Given exercise:
From the documentation on the extinction to mass coefficient, extract verbatim the passage that begins with the words containing "The total aerosol" and ends with "particle density (kg.m⁻³).".

Selected excerpt:
"""

Calculates the Extinction to Mass Coefficient for a given type of particles, assuming a prescribed size distribution shape (with unknown amplitude), density, and using Mie theory to calculate the extinction efficiency.

Returns: (EMCData): with additional attributes:

     - `nsd` (1D Array): Number Size Distribution
     - `vsd` (1D Array): Volume Size Distribution
     - `radius` (1D Array): Radius in µm
     - `x` (1D Array): Size parameter (unitless)
     - `conv_factor` (float): Conversion factor in m
     - `emc` (float): Extinction to Mass Coefficient in m².g⁻¹

Note

For a population of particles, the extinction coefficient \(\sigma_{ext}\) (m⁻¹) can be written as follows:

$$ \sigma_{ext} = \int_{r_{min}}^{r_{max}} N(r) Q_{ext}(m, r, \lambda) \pi r^2 dr $$

where \(Q_{ext}\) is the extinction efficiency and \(N(r)\) is the Number Size Distribution (NSD).

\(Q_{ext}\) varies with the refractive index, \(m\), the wavelength, \(\lambda\), and can be calculated for spherical particles using Mie theory.

The total aerosol mass concentration \(M_0\) (µg.m⁻³) can be expressed as:

$$ M_0 = \int_{r_{min}}^{r_{max}} M(r) dr $$

where \(M(r)\) is the mass size distribution (MSD).

This can be rewritten in terms of NSD and MSD as:

$$ M_0 = \int_{r_{min}}^{r_{max}} \frac{4\pi r^3}{3} \rho N(r) dr $$

where \(\rho\) is the particle density (kg.m⁻³).

"""

Stored data:
"""

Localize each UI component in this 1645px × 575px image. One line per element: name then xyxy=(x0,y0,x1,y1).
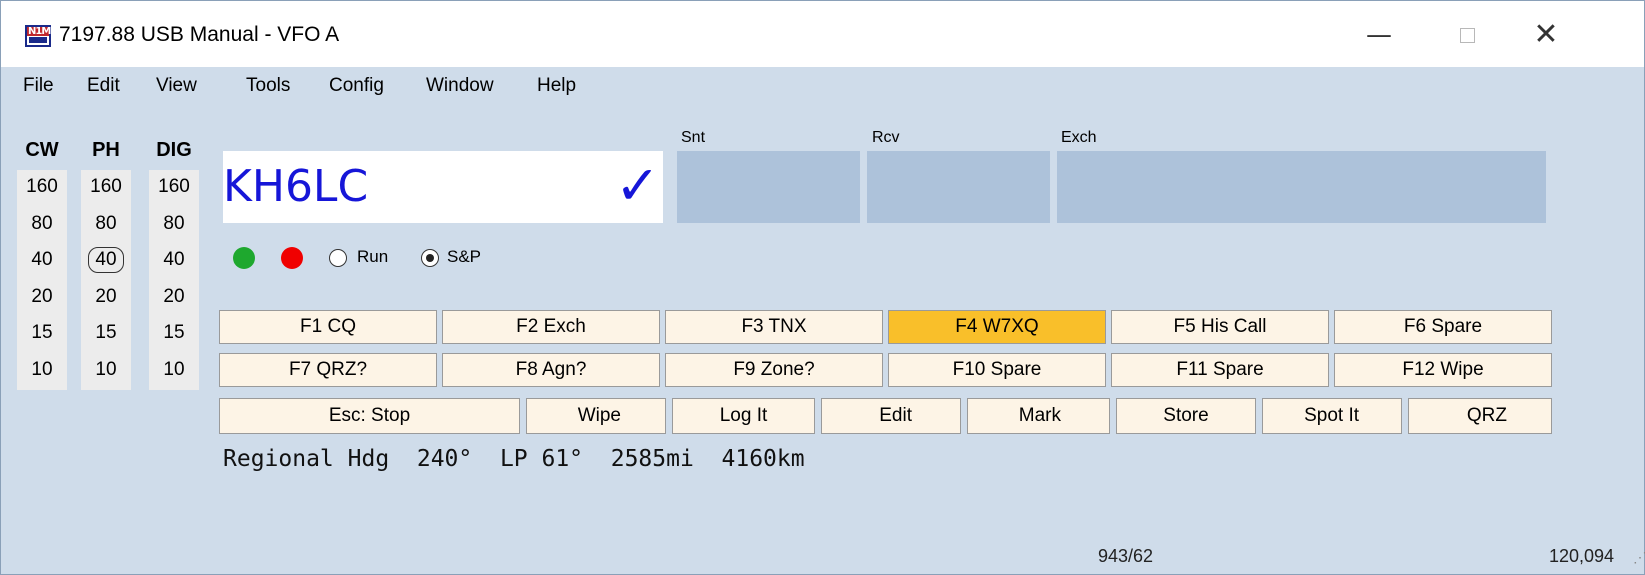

"""

Answer for this exercise:
The total aerosol mass concentration \(M_0\) (µg.m⁻³) can be expressed as:

$$ M_0 = \int_{r_{min}}^{r_{max}} M(r) dr $$

where \(M(r)\) is the mass size distribution (MSD).

This can be rewritten in terms of NSD and MSD as:

$$ M_0 = \int_{r_{min}}^{r_{max}} \frac{4\pi r^3}{3} \rho N(r) dr $$

where \(\rho\) is the particle density (kg.m⁻³).